-- Requirement --
Leave the pictures out and print every record below exactly as it stands.
* START Listed records *
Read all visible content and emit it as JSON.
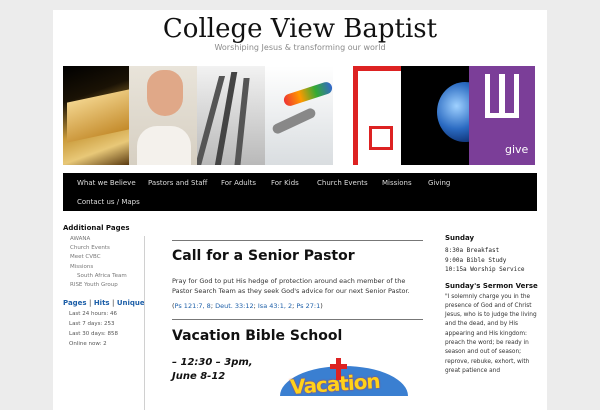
{
  "site": {
    "title": "College View Baptist",
    "tagline": "Worshiping Jesus & transforming our world"
  },
  "banner": {
    "give_label": "give"
  },
  "nav": {
    "items": [
      "What we Believe",
      "Pastors and Staff",
      "For Adults",
      "For Kids",
      "Church Events",
      "Missions",
      "Giving",
      "Contact us / Maps"
    ]
  },
  "sidebar_left": {
    "heading": "Additional Pages",
    "pages": [
      "AWANA",
      "Church Events",
      "Meet CVBC",
      "Missions",
      "South Africa Team",
      "RISE Youth Group"
    ],
    "stats_links": [
      "Pages",
      "Hits",
      "Unique"
    ],
    "stats_sep": "|",
    "stats": [
      "Last 24 hours: 46",
      "Last 7 days: 253",
      "Last 30 days: 858",
      "Online now: 2"
    ]
  },
  "main": {
    "post1": {
      "title": "Call for a Senior Pastor",
      "body": "Pray for God to put His hedge of protection around each member of the Pastor Search Team as they seek God's advice for our next Senior Pastor.",
      "refs_open": "(",
      "refs": [
        "Ps 121:7, 8",
        "Deut. 33:12",
        "Isa 43:1, 2",
        "Ps 27:1"
      ],
      "refs_sep": "; ",
      "refs_close": ")"
    },
    "post2": {
      "title": "Vacation Bible School",
      "time": "– 12:30 – 3pm,",
      "date": "June 8-12",
      "image_text": "Vacation"
    }
  },
  "sidebar_right": {
    "sunday_heading": "Sunday",
    "schedule": [
      "8:30a Breakfast",
      "9:00a Bible Study",
      "10:15a Worship Service"
    ],
    "sermon_heading": "Sunday's Sermon Verse",
    "verse": "\"I solemnly charge you in the presence of God and of Christ Jesus, who is to judge the living and the dead, and by His appearing and His kingdom: preach the word; be ready in season and out of season; reprove, rebuke, exhort, with great patience and"
  }
}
* END Listed records *
-- Solution for this task --
Read all visible content and emit it as JSON.
{
  "site": {
    "title": "College View Baptist",
    "tagline": "Worshiping Jesus & transforming our world"
  },
  "banner": {
    "give_label": "give"
  },
  "nav": {
    "items": [
      "What we Believe",
      "Pastors and Staff",
      "For Adults",
      "For Kids",
      "Church Events",
      "Missions",
      "Giving",
      "Contact us / Maps"
    ]
  },
  "sidebar_left": {
    "heading": "Additional Pages",
    "pages": [
      "AWANA",
      "Church Events",
      "Meet CVBC",
      "Missions",
      "South Africa Team",
      "RISE Youth Group"
    ],
    "stats_links": [
      "Pages",
      "Hits",
      "Unique"
    ],
    "stats_sep": "|",
    "stats": [
      "Last 24 hours: 46",
      "Last 7 days: 253",
      "Last 30 days: 858",
      "Online now: 2"
    ]
  },
  "main": {
    "post1": {
      "title": "Call for a Senior Pastor",
      "body": "Pray for God to put His hedge of protection around each member of the Pastor Search Team as they seek God's advice for our next Senior Pastor.",
      "refs_open": "(",
      "refs": [
        "Ps 121:7, 8",
        "Deut. 33:12",
        "Isa 43:1, 2",
        "Ps 27:1"
      ],
      "refs_sep": "; ",
      "refs_close": ")"
    },
    "post2": {
      "title": "Vacation Bible School",
      "time": "– 12:30 – 3pm,",
      "date": "June 8-12",
      "image_text": "Vacation"
    }
  },
  "sidebar_right": {
    "sunday_heading": "Sunday",
    "schedule": [
      "8:30a Breakfast",
      "9:00a Bible Study",
      "10:15a Worship Service"
    ],
    "sermon_heading": "Sunday's Sermon Verse",
    "verse": "\"I solemnly charge you in the presence of God and of Christ Jesus, who is to judge the living and the dead, and by His appearing and His kingdom: preach the word; be ready in season and out of season; reprove, rebuke, exhort, with great patience and"
  }
}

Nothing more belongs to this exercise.